**Extracto**
━━━━━━━━━━━━━━━━━━━━

Se pronostican vientos de cambios en el Estadio Corregidora. En apariencia, los Gallos Blancos tendrán nuevos dueños y por ende una nueva dirección.
Se desea que los nuevos propietarios lleguen a crear infraestructura, a realizar contrataciones inteligentes que den equilibrio al equipo, y que consigan éxitos deportivos a corto y mediano plazo. Pero eso son deseos.
El deporte (y en especial el futbol) es caprichoso. No todo resulta con planeación y buenos deseos. Proyectos muy importantes con excelente capital financiero y humano han fracasado por múltiples factores ajenos. El Real Madrid galáctico y el PSG árabe son los mejores ejemplos de que estrellas más dinero no es la fórmula del éxito.
Por ello, ojalá llegue a Gallos una directiva que se comunique con su afición y su prensa. Que les hable de expectativas y realidades. Que explique cuál será el proceso y la metodología.

━━━━━━━━━━━━━━━━━━━━

**Conjunto de datos**

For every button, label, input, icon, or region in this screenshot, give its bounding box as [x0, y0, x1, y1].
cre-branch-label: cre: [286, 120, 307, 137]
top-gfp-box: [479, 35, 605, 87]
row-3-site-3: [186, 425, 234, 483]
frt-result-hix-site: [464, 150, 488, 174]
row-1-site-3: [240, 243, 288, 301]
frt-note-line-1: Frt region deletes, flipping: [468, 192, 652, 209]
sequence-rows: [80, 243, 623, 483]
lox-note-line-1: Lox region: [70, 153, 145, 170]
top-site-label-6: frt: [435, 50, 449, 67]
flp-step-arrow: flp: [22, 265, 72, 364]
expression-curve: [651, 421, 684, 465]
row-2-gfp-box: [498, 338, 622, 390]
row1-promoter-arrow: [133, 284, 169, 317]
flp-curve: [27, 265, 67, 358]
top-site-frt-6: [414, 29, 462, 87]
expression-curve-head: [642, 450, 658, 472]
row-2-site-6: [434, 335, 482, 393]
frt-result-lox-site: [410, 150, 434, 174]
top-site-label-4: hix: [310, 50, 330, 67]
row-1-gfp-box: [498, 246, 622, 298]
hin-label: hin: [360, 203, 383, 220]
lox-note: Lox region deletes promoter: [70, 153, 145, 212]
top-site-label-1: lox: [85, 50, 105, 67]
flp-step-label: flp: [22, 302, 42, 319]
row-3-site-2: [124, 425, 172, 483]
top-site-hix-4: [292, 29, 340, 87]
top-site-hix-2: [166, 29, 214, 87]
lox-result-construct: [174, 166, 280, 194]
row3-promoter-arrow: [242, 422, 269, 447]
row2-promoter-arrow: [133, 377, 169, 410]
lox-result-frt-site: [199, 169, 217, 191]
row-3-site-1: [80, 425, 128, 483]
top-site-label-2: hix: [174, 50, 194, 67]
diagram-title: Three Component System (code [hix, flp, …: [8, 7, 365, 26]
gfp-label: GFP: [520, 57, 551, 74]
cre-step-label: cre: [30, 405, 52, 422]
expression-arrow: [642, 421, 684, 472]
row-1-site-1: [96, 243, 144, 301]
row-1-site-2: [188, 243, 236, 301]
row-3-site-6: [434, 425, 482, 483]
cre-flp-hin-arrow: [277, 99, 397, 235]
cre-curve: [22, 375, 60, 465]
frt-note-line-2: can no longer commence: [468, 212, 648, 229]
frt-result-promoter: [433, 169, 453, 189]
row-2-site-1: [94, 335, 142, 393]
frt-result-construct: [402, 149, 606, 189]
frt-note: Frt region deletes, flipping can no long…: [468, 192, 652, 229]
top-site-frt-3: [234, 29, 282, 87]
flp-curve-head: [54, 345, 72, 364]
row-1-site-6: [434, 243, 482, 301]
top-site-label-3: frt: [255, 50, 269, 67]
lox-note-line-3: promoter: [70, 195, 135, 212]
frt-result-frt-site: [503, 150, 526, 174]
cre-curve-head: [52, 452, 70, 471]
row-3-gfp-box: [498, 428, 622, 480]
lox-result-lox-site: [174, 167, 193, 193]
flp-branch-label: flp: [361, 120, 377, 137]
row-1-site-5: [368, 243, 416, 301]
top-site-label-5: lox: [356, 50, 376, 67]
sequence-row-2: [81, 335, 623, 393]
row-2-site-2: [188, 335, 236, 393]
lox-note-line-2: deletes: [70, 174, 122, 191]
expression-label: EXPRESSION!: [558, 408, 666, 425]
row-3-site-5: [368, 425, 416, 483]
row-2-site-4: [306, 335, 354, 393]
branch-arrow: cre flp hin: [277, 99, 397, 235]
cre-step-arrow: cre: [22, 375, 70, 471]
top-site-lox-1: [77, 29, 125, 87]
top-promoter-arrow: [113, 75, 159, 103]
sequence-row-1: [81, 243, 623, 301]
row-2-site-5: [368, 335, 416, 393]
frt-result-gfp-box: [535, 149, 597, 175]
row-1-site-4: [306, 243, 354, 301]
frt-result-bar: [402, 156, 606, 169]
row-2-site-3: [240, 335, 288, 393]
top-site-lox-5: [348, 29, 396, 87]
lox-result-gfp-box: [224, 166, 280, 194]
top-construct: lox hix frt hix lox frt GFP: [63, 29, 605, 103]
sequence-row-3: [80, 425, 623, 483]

━━━━━━━━━━━━━━━━━━━━

**Preguntas**
**a.** Responde estas preguntas sobre el texto de los Gallos Blancos.
(i) ¿En qué estadio se pronostican vientos de cambio?
(ii) ¿Qué dos equipos presenta el texto como los mejores ejemplos de que estrellas más dinero no es la fórmula del éxito?
(iii) ¿Con quiénes se desea que se comunique la directiva que llegue a Gallos?
**b.** Continúa el texto sobre los Gallos Blancos a partir del punto en que se detiene.

**Respuestas**
**a.**
(i) En el Estadio Corregidora.
(ii) El Real Madrid galáctico y el PSG árabe.
(iii) Con su afición y su prensa.

**b.**
En la afición debe de existir también una gran responsabilidad: la de la paciencia. Los proyectos exitosos no se construyen en un día. Y muchas veces los triunfos vienen acompañados de tropiezos. La administración de Club Querétaro tuvo precisamente un proceso como el que cito. El éxito llegó muy rápido. Y después vino la tormenta.
Estoy hablando al aire. Vamos a esperar que se confirmen los rumores. Parabienes para la directiva actual que ha mantenido al equipo en Querétaro, y buena vibra para que la posible nueva directiva llegue a Querétaro.